◆ Written exercise
Each line that holds the word "Thickness" is to be identified and copied.
_____
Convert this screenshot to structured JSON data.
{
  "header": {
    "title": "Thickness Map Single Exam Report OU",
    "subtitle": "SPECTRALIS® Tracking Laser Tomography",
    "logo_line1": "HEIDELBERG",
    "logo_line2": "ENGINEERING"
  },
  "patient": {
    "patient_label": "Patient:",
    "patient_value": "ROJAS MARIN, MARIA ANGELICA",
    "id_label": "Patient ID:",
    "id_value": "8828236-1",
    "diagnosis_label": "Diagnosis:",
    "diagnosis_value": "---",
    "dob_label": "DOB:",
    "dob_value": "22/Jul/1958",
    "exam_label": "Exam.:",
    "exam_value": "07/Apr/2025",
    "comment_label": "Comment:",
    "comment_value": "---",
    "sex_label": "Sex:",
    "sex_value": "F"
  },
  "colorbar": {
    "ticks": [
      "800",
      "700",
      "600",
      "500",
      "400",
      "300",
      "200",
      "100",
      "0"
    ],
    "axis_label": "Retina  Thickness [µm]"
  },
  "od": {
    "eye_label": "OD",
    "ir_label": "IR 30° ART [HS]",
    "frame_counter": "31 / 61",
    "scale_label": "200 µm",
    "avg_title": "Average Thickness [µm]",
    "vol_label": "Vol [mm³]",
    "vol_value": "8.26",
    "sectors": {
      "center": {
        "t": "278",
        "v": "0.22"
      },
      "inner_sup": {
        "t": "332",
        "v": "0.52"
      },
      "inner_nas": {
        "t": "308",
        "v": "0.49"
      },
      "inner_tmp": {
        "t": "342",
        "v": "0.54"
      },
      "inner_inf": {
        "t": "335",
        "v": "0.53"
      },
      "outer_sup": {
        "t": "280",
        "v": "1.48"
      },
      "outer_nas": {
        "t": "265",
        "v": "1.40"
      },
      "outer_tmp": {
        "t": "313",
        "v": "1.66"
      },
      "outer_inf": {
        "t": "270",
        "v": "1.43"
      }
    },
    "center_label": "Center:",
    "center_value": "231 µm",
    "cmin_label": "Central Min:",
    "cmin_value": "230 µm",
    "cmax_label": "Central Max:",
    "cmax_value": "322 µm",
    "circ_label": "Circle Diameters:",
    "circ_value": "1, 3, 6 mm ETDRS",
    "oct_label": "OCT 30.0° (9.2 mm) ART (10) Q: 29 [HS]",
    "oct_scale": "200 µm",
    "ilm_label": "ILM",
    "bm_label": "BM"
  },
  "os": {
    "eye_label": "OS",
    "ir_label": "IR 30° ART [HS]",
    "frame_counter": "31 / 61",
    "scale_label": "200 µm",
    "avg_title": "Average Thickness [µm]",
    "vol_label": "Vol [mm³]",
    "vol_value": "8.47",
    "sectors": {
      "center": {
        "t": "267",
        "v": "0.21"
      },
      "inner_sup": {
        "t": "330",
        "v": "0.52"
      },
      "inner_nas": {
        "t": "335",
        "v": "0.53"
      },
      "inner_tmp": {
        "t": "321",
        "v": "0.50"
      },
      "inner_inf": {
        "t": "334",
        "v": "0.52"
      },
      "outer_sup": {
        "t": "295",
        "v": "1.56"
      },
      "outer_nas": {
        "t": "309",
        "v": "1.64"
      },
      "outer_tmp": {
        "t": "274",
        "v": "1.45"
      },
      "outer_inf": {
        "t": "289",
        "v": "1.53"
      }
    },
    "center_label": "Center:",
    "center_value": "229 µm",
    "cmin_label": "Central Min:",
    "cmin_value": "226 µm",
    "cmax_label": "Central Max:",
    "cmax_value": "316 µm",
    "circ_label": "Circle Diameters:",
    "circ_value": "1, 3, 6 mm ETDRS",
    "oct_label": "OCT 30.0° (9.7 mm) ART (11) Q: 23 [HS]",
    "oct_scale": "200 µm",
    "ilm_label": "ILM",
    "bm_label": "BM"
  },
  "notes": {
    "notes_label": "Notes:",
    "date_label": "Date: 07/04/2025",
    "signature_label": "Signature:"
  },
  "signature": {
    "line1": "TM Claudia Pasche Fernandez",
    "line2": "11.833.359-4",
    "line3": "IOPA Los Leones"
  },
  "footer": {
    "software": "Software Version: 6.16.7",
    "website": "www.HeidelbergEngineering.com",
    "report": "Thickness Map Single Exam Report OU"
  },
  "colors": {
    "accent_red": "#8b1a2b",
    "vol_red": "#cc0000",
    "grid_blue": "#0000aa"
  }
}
_____
◆ Written solution
    "title": "Thickness Map Single Exam Report OU",
    "axis_label": "Retina  Thickness [µm]"
    "avg_title": "Average Thickness [µm]",
    "avg_title": "Average Thickness [µm]",
    "report": "Thickness Map Single Exam Report OU"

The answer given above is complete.